As I mentioned, I am married to Jared Adams, our co-founder. In addition to that, I had a brother who was incarcerated. I grew up going to visit prisons and jails across various different states and understanding that impact from someone who was otherwise incarcerated. That’s what really pushed me into this work because when I met Jared and learned about the wrongful convicted community and through my own experiences, it blew my mind to think that you don’t even belong here, and then your family don’t belong here either. It was mind-boggling to me. I’m like, “There’s no help for you all? There’s no one asking who you are and what you need?”

That’s the part of the survey that we’re focused on gathering. Through that, we’re hoping to then be able to have data-driven conversations because we have the stories. Obviously, looking at 2025, there are still holes. Those stories have in driven change transformation. We need more than just stories. We need data to say, “If here is who they are and what they need, and if you do this, here’s your return on investment.”

**Layout records**
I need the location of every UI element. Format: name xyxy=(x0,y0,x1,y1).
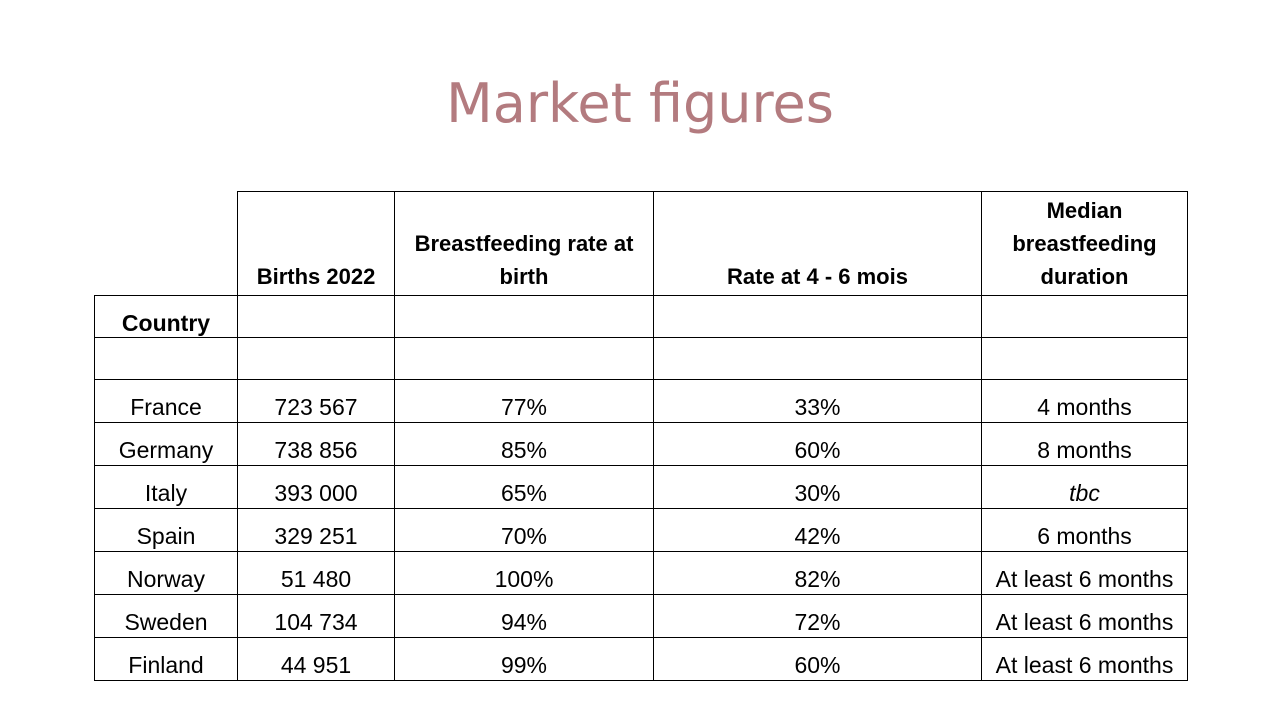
table-row: France 723 567 77% 33% 4 months xyxy=(94,379,1188,423)
country-cell: Italy xyxy=(94,465,238,509)
country-label-row: Country xyxy=(94,295,1188,338)
births-cell: 44 951 xyxy=(237,637,395,681)
rate-4-6-cell: 30% xyxy=(653,465,982,509)
country-cell: Finland xyxy=(94,637,238,681)
rate-4-6-cell: 33% xyxy=(653,379,982,423)
market-table: Births 2022 Breastfeeding rate at birth … xyxy=(94,191,1188,681)
country-cell: Sweden xyxy=(94,594,238,638)
empty-cell xyxy=(653,295,982,338)
births-cell: 738 856 xyxy=(237,422,395,466)
rate-4-6-cell: 42% xyxy=(653,508,982,552)
rate-4-6-cell: 72% xyxy=(653,594,982,638)
header-country: Country xyxy=(94,295,238,338)
rate-birth-cell: 99% xyxy=(394,637,654,681)
births-cell: 393 000 xyxy=(237,465,395,509)
births-cell: 104 734 xyxy=(237,594,395,638)
table-row: Sweden 104 734 94% 72% At least 6 months xyxy=(94,594,1188,638)
median-cell: 8 months xyxy=(981,422,1188,466)
table-row: Spain 329 251 70% 42% 6 months xyxy=(94,508,1188,552)
empty-row xyxy=(94,337,1188,380)
rate-birth-cell: 85% xyxy=(394,422,654,466)
median-cell: tbc xyxy=(981,465,1188,509)
births-cell: 329 251 xyxy=(237,508,395,552)
table-row: Italy 393 000 65% 30% tbc xyxy=(94,465,1188,509)
births-cell: 51 480 xyxy=(237,551,395,595)
slide-title: Market figures xyxy=(446,72,834,135)
births-cell: 723 567 xyxy=(237,379,395,423)
empty-cell xyxy=(237,337,395,380)
country-cell: Norway xyxy=(94,551,238,595)
empty-cell xyxy=(94,337,238,380)
median-cell: 6 months xyxy=(981,508,1188,552)
table-row: Norway 51 480 100% 82% At least 6 months xyxy=(94,551,1188,595)
header-median-duration: Median breastfeeding duration xyxy=(981,191,1188,296)
empty-cell xyxy=(394,295,654,338)
rate-4-6-cell: 82% xyxy=(653,551,982,595)
empty-cell xyxy=(237,295,395,338)
country-cell: Spain xyxy=(94,508,238,552)
table-row: Germany 738 856 85% 60% 8 months xyxy=(94,422,1188,466)
empty-cell xyxy=(981,337,1188,380)
median-cell: At least 6 months xyxy=(981,637,1188,681)
country-cell: Germany xyxy=(94,422,238,466)
empty-cell xyxy=(394,337,654,380)
rate-birth-cell: 77% xyxy=(394,379,654,423)
rate-4-6-cell: 60% xyxy=(653,637,982,681)
median-cell: 4 months xyxy=(981,379,1188,423)
empty-cell xyxy=(981,295,1188,338)
rate-birth-cell: 65% xyxy=(394,465,654,509)
empty-cell xyxy=(653,337,982,380)
rate-4-6-cell: 60% xyxy=(653,422,982,466)
rate-birth-cell: 94% xyxy=(394,594,654,638)
table-row: Finland 44 951 99% 60% At least 6 months xyxy=(94,637,1188,681)
header-rate-4-6: Rate at 4 - 6 mois xyxy=(653,191,982,296)
header-rate-at-birth: Breastfeeding rate at birth xyxy=(394,191,654,296)
median-cell: At least 6 months xyxy=(981,594,1188,638)
rate-birth-cell: 70% xyxy=(394,508,654,552)
rate-birth-cell: 100% xyxy=(394,551,654,595)
median-cell: At least 6 months xyxy=(981,551,1188,595)
country-cell: France xyxy=(94,379,238,423)
header-row: Births 2022 Breastfeeding rate at birth … xyxy=(94,191,1188,296)
header-empty-cell xyxy=(94,191,238,296)
header-births: Births 2022 xyxy=(237,191,395,296)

**Requests**
1) Answer these questions using the wrongful-conviction excerpt, one answer per line, labeled to match:
(a) To whom is the speaker married?
(b) Which member of the speaker's family was incarcerated?
(c) According to the speaker, what is needed beyond stories?
2) Decide whether each statement agrees with the wrongful-conviction excerpt. Answer yes or no for each, and quote the words from the excerpt that decide it.
(a) The speaker's sister was incarcerated.
(b) The speaker grew up visiting prisons and jails in more than one state.
(c) The speaker says that no gaps remain as of 2025.
3) Carry on the wrongful-conviction excerpt, beginning after its final sentence.

**Exercise answers**
1)
(a) Jared Adams, the co-founder
(b) A brother
(c) Data

2)
(a) No: "I had a brother who was incarcerated."
(b) Yes: "I grew up going to visit prisons and jails across various different states"
(c) No: "Obviously, looking at 2025, there are still holes."

3)
That’s what I was going to say, that last piece exactly. Complete the loop and call it back to here’s the ROI you’re going to gain. Back to your very first statement, this is all of our issues because it impacts us. It’s a whole domino effect.

It’s a community ripple effect. We’re collecting financial information for the first time, which is uncomfortable too with talking about this with people who were taking our survey. The community needs to understand the real cost of wrongful conviction. Not just to the wrongful convict individuals themselves, not just to their family, but to these communities.

When you’re looking at some of these payments that are going out, they’re tax dollars, so these are going away from paying for a park or education and things like that. Do we understand how much a city spends on lawyers dealing with these cases and fighting compensation? Is this really what taxpayers want to do with their dollars? I don’t know. I can’t speak for everyone, but my point is we have to have data so we can have real conversations about real solutions here.

What I want to really share with people, and thank you for that point, is that this is not just a big city problem. I was sharing with Joi when we were getting to know each other, I had to go through the most eye-opening situation I’ve ever experienced a long time with the Charlottesville traffic court. It was ridiculous. They’ve sent 7 people to jail for 48 hours. I get speeding, but these were for speeding. All I kept thinking was that’s expensive for everybody, for that person who came from Tennessee because they were driving through the state. Anyway, the whole thing needs to be rethought.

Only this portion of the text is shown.